__Quellenauszug__

Frankfurt – Nach dem Befreiungsschlag zu Christi Himmelfahrt ist dem Dax am Freitag der Sprung auf ein Rekordhoch gelungen. Mit gut 16 293 Punkten ließ der deutsche Leitindex seine bisherige Bestmarke aus dem Jahr 2021 um rund drei Punkte hinter sich. Nach wochenlangem Geplänkel unter der Marke von 16 000 Zählern hatte vorsichtiger Optimismus über Fortschritte im Streit um eine höhere US-Schuldengrenze zur Abwendung einer drohenden Zahlungsunfähigkeit der USA frischen Schwung in den deutschen Aktienmarkt gebracht.
Das könne wie eine Initialzündung wirken, erklärte der Marktexperte und technische Analyst Christoph Geyer am gestrigen Freitagmittag. Der alte Dax-Rekord von 16 290 Punkten stammt aus dem November 2021, bevor im Jahr darauf Russlands Krieg gegen die Ukraine sowie steigende Leitzinsen infolge hoher Inflation die Börsen weltweit heruntergezogen hatten. Seit Herbst 2022 läuft es aber wieder rund, der Dax hat sich seit dem Kursrutsch im September stark erholt.

__Bereitgestellte Angaben__
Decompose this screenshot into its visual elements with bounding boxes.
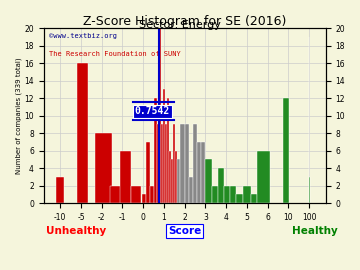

__Aufgaben__
**A)** Aus welchem Monat und Jahr stammt laut dem Quellenauszug über das Dax-Rekordhoch der alte Dax-Rekord von 16 290 Punkten?
**B)** Schreiben Sie den Quellenauszug über das Dax-Rekordhoch im Anschluss an seinen letzten Satz weiter.

__Lösungen__
**A)** Aus dem November 2021.

**B)**
Dafür sorgte auch ein gewisser Konjunkturoptimismus nach dem Ende der harten Corona-Einschränkungen Chinas vor dem Jahreswechsel. Die zweitgrößte Volkswirtschaft der Welt gilt nachwievor als wichtiges Zugpferd der globalen Konjunktur. Zwar stockt es in der chinesischen Wirtschaft vor allem in der Industrie immer noch, doch gibt es auch positive Signale. „In der aktuellen Berichtssaison bestätigen europäische Hersteller von Automobilen, Luxusgütern und Sportartikeln eine gesunde Erholung der chinesischen Umsätze, wenn auch der starke Aufschwung aus dem ersten Quartal nicht über das gesamte Jahr fortführbar erscheint“, erklärte Analyst Sven Streibel von der DZ Bank unlängst. Er sieht den Dax zum Jahresende bei 16 500 Punkten. Es gebe aber auch Risiken. Denn: Aktuell fehlten noch Wirtschaftsimpulse und es gelte, die möglichen Effekte einer Konjunkturdelle einzubeziehen. Insgesamt hingen Europas Aktien maßgeblich von Chinas wirtschaftlichem Aufschwung ab – und der ist längst noch nicht stabil.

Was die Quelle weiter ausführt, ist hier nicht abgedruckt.